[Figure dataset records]
________________________________________

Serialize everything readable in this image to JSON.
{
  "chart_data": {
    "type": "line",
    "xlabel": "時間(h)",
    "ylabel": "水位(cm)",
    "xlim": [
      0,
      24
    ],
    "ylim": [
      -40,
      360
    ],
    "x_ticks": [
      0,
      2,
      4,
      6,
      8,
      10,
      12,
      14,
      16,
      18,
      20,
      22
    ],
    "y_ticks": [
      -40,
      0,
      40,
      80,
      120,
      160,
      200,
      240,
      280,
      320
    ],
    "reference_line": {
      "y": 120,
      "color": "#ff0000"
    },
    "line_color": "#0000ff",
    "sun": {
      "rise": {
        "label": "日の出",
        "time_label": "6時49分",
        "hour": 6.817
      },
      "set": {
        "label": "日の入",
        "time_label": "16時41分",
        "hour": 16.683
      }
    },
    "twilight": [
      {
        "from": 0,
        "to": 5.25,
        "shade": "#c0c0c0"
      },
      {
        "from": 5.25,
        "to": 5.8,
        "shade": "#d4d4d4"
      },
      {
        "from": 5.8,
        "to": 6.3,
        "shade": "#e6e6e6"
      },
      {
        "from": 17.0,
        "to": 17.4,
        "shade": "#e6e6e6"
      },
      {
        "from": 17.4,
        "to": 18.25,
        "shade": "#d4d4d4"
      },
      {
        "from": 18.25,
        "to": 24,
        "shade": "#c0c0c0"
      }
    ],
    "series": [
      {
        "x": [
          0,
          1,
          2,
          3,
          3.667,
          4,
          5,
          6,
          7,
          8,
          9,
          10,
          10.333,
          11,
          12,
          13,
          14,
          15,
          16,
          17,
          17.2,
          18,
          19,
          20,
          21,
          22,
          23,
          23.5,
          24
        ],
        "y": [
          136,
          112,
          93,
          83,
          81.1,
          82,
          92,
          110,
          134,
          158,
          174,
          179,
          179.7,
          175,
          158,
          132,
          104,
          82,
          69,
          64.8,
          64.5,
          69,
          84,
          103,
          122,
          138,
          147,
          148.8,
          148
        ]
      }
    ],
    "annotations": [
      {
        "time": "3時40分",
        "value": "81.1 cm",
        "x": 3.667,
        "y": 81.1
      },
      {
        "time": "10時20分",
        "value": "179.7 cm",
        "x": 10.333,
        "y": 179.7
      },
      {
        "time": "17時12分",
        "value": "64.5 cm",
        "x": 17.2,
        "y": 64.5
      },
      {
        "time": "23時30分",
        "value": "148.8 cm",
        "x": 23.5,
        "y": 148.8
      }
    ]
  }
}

________________________________________

● Problem: From the first line to the last, please quote the material above exactly.

● The output:
Serialize everything readable in this image to JSON.
{
  "chart_data": {
    "type": "line",
    "xlabel": "時間(h)",
    "ylabel": "水位(cm)",
    "xlim": [
      0,
      24
    ],
    "ylim": [
      -40,
      360
    ],
    "x_ticks": [
      0,
      2,
      4,
      6,
      8,
      10,
      12,
      14,
      16,
      18,
      20,
      22
    ],
    "y_ticks": [
      -40,
      0,
      40,
      80,
      120,
      160,
      200,
      240,
      280,
      320
    ],
    "reference_line": {
      "y": 120,
      "color": "#ff0000"
    },
    "line_color": "#0000ff",
    "sun": {
      "rise": {
        "label": "日の出",
        "time_label": "6時49分",
        "hour": 6.817
      },
      "set": {
        "label": "日の入",
        "time_label": "16時41分",
        "hour": 16.683
      }
    },
    "twilight": [
      {
        "from": 0,
        "to": 5.25,
        "shade": "#c0c0c0"
      },
      {
        "from": 5.25,
        "to": 5.8,
        "shade": "#d4d4d4"
      },
      {
        "from": 5.8,
        "to": 6.3,
        "shade": "#e6e6e6"
      },
      {
        "from": 17.0,
        "to": 17.4,
        "shade": "#e6e6e6"
      },
      {
        "from": 17.4,
        "to": 18.25,
        "shade": "#d4d4d4"
      },
      {
        "from": 18.25,
        "to": 24,
        "shade": "#c0c0c0"
      }
    ],
    "series": [
      {
        "x": [
          0,
          1,
          2,
          3,
          3.667,
          4,
          5,
          6,
          7,
          8,
          9,
          10,
          10.333,
          11,
          12,
          13,
          14,
          15,
          16,
          17,
          17.2,
          18,
          19,
          20,
          21,
          22,
          23,
          23.5,
          24
        ],
        "y": [
          136,
          112,
          93,
          83,
          81.1,
          82,
          92,
          110,
          134,
          158,
          174,
          179,
          179.7,
          175,
          158,
          132,
          104,
          82,
          69,
          64.8,
          64.5,
          69,
          84,
          103,
          122,
          138,
          147,
          148.8,
          148
        ]
      }
    ],
    "annotations": [
      {
        "time": "3時40分",
        "value": "81.1 cm",
        "x": 3.667,
        "y": 81.1
      },
      {
        "time": "10時20分",
        "value": "179.7 cm",
        "x": 10.333,
        "y": 179.7
      },
      {
        "time": "17時12分",
        "value": "64.5 cm",
        "x": 17.2,
        "y": 64.5
      },
      {
        "time": "23時30分",
        "value": "148.8 cm",
        "x": 23.5,
        "y": 148.8
      }
    ]
  }
}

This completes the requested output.